▸ Goal
Please put every line of the entries below into a numbered list, leaving out any blank lines.

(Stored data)
■ ■ ■

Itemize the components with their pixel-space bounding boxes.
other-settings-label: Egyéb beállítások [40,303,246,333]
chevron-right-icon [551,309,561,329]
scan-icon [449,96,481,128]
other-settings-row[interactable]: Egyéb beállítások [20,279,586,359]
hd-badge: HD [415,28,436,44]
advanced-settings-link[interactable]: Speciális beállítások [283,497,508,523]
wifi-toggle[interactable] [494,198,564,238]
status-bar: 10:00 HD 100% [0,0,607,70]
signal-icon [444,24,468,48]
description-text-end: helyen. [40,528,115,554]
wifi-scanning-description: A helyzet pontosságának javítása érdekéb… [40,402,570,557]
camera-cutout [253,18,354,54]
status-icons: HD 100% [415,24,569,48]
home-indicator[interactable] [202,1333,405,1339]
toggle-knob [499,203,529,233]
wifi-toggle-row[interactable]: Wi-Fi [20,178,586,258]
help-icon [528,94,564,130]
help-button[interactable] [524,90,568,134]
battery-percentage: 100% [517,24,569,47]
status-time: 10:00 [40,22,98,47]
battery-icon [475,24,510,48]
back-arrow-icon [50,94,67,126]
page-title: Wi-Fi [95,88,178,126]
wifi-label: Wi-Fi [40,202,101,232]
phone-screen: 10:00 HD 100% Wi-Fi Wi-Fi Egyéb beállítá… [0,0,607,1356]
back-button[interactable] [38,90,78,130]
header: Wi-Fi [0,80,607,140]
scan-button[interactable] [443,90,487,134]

■ ■ ■

▸ Full output
1. Itemize the components with their pixel-space bounding boxes.
2. other-settings-label: Egyéb beállítások [40,303,246,333]
3. chevron-right-icon [551,309,561,329]
4. scan-icon [449,96,481,128]
5. other-settings-row[interactable]: Egyéb beállítások [20,279,586,359]
6. hd-badge: HD [415,28,436,44]
7. advanced-settings-link[interactable]: Speciális beállítások [283,497,508,523]
8. wifi-toggle[interactable] [494,198,564,238]
9. status-bar: 10:00 HD 100% [0,0,607,70]
10. signal-icon [444,24,468,48]
11. description-text-end: helyen. [40,528,115,554]
12. wifi-scanning-description: A helyzet pontosságának javítása érdekéb… [40,402,570,557]
13. camera-cutout [253,18,354,54]
14. status-icons: HD 100% [415,24,569,48]
15. home-indicator[interactable] [202,1333,405,1339]
16. toggle-knob [499,203,529,233]
17. wifi-toggle-row[interactable]: Wi-Fi [20,178,586,258]
18. help-icon [528,94,564,130]
19. help-button[interactable] [524,90,568,134]
20. battery-percentage: 100% [517,24,569,47]
21. status-time: 10:00 [40,22,98,47]
22. battery-icon [475,24,510,48]
23. back-arrow-icon [50,94,67,126]
24. page-title: Wi-Fi [95,88,178,126]
25. wifi-label: Wi-Fi [40,202,101,232]
26. phone-screen: 10:00 HD 100% Wi-Fi Wi-Fi Egyéb beállítá… [0,0,607,1356]
27. back-button[interactable] [38,90,78,130]
28. header: Wi-Fi [0,80,607,140]
29. scan-button[interactable] [443,90,487,134]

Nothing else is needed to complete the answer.